'''

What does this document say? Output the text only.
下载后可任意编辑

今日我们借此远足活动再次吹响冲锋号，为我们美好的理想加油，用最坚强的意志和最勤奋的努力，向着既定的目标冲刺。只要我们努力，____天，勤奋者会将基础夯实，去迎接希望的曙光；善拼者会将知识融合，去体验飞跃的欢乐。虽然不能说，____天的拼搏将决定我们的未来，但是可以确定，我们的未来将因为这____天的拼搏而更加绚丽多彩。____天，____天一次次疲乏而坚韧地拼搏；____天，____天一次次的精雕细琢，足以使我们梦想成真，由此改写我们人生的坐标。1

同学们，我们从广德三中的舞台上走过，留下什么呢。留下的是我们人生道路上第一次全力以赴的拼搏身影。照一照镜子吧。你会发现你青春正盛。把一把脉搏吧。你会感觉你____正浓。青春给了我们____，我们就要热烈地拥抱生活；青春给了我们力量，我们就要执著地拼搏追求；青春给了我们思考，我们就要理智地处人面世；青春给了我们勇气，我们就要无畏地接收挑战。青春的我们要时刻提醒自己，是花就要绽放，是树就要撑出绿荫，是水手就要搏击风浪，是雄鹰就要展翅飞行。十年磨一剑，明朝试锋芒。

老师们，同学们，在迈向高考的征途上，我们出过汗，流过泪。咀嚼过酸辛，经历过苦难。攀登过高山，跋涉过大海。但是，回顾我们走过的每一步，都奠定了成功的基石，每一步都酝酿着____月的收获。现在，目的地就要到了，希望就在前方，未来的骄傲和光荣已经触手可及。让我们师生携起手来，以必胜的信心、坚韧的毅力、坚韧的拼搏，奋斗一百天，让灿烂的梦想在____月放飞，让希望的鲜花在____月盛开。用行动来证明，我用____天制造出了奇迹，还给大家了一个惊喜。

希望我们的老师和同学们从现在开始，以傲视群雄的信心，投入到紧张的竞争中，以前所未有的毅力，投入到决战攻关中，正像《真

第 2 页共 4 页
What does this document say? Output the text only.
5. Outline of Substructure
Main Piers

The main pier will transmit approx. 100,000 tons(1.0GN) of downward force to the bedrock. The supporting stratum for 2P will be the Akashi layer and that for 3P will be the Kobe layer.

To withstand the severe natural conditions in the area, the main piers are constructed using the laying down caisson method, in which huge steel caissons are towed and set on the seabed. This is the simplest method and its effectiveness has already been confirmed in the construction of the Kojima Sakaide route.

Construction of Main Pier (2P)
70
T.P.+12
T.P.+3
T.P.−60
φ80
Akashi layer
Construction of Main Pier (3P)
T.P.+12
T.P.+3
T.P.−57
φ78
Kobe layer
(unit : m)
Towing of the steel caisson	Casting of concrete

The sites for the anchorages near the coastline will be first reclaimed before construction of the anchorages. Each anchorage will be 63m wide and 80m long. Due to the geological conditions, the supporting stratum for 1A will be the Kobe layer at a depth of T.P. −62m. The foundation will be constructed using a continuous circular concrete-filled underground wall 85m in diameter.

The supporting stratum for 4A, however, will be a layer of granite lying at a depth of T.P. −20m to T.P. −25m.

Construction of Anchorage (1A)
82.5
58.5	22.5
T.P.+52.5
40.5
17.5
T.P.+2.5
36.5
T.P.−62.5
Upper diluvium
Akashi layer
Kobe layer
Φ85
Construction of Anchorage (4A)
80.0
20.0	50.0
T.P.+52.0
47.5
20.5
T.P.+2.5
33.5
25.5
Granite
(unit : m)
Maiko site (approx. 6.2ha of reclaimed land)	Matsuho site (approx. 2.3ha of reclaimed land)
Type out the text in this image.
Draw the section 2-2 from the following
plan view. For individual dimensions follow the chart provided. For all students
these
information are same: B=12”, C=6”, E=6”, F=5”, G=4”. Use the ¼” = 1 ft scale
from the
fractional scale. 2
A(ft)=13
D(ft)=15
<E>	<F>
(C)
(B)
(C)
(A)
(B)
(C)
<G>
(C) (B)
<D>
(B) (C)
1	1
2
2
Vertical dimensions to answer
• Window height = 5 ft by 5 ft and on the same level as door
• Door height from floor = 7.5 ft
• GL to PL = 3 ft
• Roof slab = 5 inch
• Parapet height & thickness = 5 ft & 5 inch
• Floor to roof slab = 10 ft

'''

PROBLEM TO SOLVE: Reproduce the full listing word for word.

WRITTEN RESPONSE:
What does this document say? Output the text only.
下载后可任意编辑

今日我们借此远足活动再次吹响冲锋号，为我们美好的理想加油，用最坚强的意志和最勤奋的努力，向着既定的目标冲刺。只要我们努力，____天，勤奋者会将基础夯实，去迎接希望的曙光；善拼者会将知识融合，去体验飞跃的欢乐。虽然不能说，____天的拼搏将决定我们的未来，但是可以确定，我们的未来将因为这____天的拼搏而更加绚丽多彩。____天，____天一次次疲乏而坚韧地拼搏；____天，____天一次次的精雕细琢，足以使我们梦想成真，由此改写我们人生的坐标。1

同学们，我们从广德三中的舞台上走过，留下什么呢。留下的是我们人生道路上第一次全力以赴的拼搏身影。照一照镜子吧。你会发现你青春正盛。把一把脉搏吧。你会感觉你____正浓。青春给了我们____，我们就要热烈地拥抱生活；青春给了我们力量，我们就要执著地拼搏追求；青春给了我们思考，我们就要理智地处人面世；青春给了我们勇气，我们就要无畏地接收挑战。青春的我们要时刻提醒自己，是花就要绽放，是树就要撑出绿荫，是水手就要搏击风浪，是雄鹰就要展翅飞行。十年磨一剑，明朝试锋芒。

老师们，同学们，在迈向高考的征途上，我们出过汗，流过泪。咀嚼过酸辛，经历过苦难。攀登过高山，跋涉过大海。但是，回顾我们走过的每一步，都奠定了成功的基石，每一步都酝酿着____月的收获。现在，目的地就要到了，希望就在前方，未来的骄傲和光荣已经触手可及。让我们师生携起手来，以必胜的信心、坚韧的毅力、坚韧的拼搏，奋斗一百天，让灿烂的梦想在____月放飞，让希望的鲜花在____月盛开。用行动来证明，我用____天制造出了奇迹，还给大家了一个惊喜。

希望我们的老师和同学们从现在开始，以傲视群雄的信心，投入到紧张的竞争中，以前所未有的毅力，投入到决战攻关中，正像《真

第 2 页共 4 页
What does this document say? Output the text only.
5. Outline of Substructure
Main Piers

The main pier will transmit approx. 100,000 tons(1.0GN) of downward force to the bedrock. The supporting stratum for 2P will be the Akashi layer and that for 3P will be the Kobe layer.

To withstand the severe natural conditions in the area, the main piers are constructed using the laying down caisson method, in which huge steel caissons are towed and set on the seabed. This is the simplest method and its effectiveness has already been confirmed in the construction of the Kojima Sakaide route.

Construction of Main Pier (2P)
70
T.P.+12
T.P.+3
T.P.−60
φ80
Akashi layer
Construction of Main Pier (3P)
T.P.+12
T.P.+3
T.P.−57
φ78
Kobe layer
(unit : m)
Towing of the steel caisson	Casting of concrete

The sites for the anchorages near the coastline will be first reclaimed before construction of the anchorages. Each anchorage will be 63m wide and 80m long. Due to the geological conditions, the supporting stratum for 1A will be the Kobe layer at a depth of T.P. −62m. The foundation will be constructed using a continuous circular concrete-filled underground wall 85m in diameter.

The supporting stratum for 4A, however, will be a layer of granite lying at a depth of T.P. −20m to T.P. −25m.

Construction of Anchorage (1A)
82.5
58.5	22.5
T.P.+52.5
40.5
17.5
T.P.+2.5
36.5
T.P.−62.5
Upper diluvium
Akashi layer
Kobe layer
Φ85
Construction of Anchorage (4A)
80.0
20.0	50.0
T.P.+52.0
47.5
20.5
T.P.+2.5
33.5
25.5
Granite
(unit : m)
Maiko site (approx. 6.2ha of reclaimed land)	Matsuho site (approx. 2.3ha of reclaimed land)
Type out the text in this image.
Draw the section 2-2 from the following
plan view. For individual dimensions follow the chart provided. For all students
these
information are same: B=12”, C=6”, E=6”, F=5”, G=4”. Use the ¼” = 1 ft scale
from the
fractional scale. 2
A(ft)=13
D(ft)=15
<E>	<F>
(C)
(B)
(C)
(A)
(B)
(C)
<G>
(C) (B)
<D>
(B) (C)
1	1
2
2
Vertical dimensions to answer
• Window height = 5 ft by 5 ft and on the same level as door
• Door height from floor = 7.5 ft
• GL to PL = 3 ft
• Roof slab = 5 inch
• Parapet height & thickness = 5 ft & 5 inch
• Floor to roof slab = 10 ft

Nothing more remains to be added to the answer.